■ TASK
All the entries need to be quoted exactly, apart from the pictures, which you should drop.
------ RECORDS FOR THE TASK
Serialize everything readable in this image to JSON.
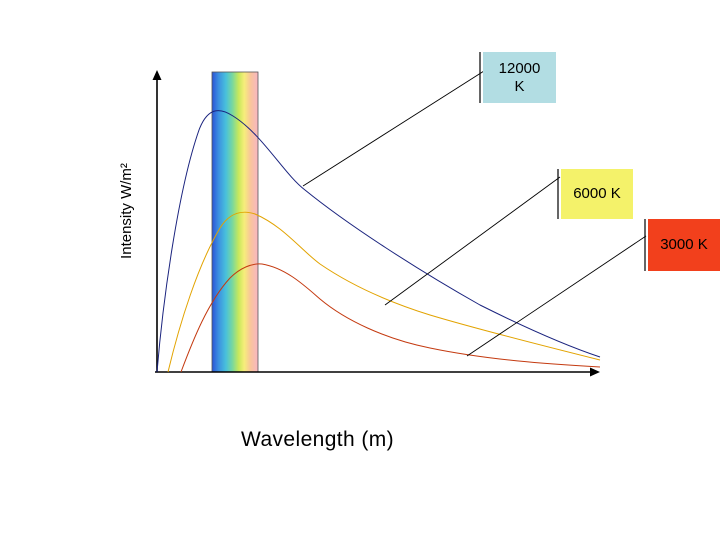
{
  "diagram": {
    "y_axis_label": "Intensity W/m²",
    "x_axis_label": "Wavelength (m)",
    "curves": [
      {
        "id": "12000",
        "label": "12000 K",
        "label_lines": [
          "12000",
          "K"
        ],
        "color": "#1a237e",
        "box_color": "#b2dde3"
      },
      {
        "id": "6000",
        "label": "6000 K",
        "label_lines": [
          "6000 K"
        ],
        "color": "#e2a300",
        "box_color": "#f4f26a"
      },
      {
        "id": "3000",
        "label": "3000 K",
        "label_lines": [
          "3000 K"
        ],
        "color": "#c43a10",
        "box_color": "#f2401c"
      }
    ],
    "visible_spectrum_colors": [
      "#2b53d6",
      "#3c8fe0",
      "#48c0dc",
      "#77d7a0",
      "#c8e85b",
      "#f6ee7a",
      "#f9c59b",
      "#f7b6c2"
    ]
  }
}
------------
■ TASK RESULT
Serialize everything readable in this image to JSON.
{
  "diagram": {
    "y_axis_label": "Intensity W/m²",
    "x_axis_label": "Wavelength (m)",
    "curves": [
      {
        "id": "12000",
        "label": "12000 K",
        "label_lines": [
          "12000",
          "K"
        ],
        "color": "#1a237e",
        "box_color": "#b2dde3"
      },
      {
        "id": "6000",
        "label": "6000 K",
        "label_lines": [
          "6000 K"
        ],
        "color": "#e2a300",
        "box_color": "#f4f26a"
      },
      {
        "id": "3000",
        "label": "3000 K",
        "label_lines": [
          "3000 K"
        ],
        "color": "#c43a10",
        "box_color": "#f2401c"
      }
    ],
    "visible_spectrum_colors": [
      "#2b53d6",
      "#3c8fe0",
      "#48c0dc",
      "#77d7a0",
      "#c8e85b",
      "#f6ee7a",
      "#f9c59b",
      "#f7b6c2"
    ]
  }
}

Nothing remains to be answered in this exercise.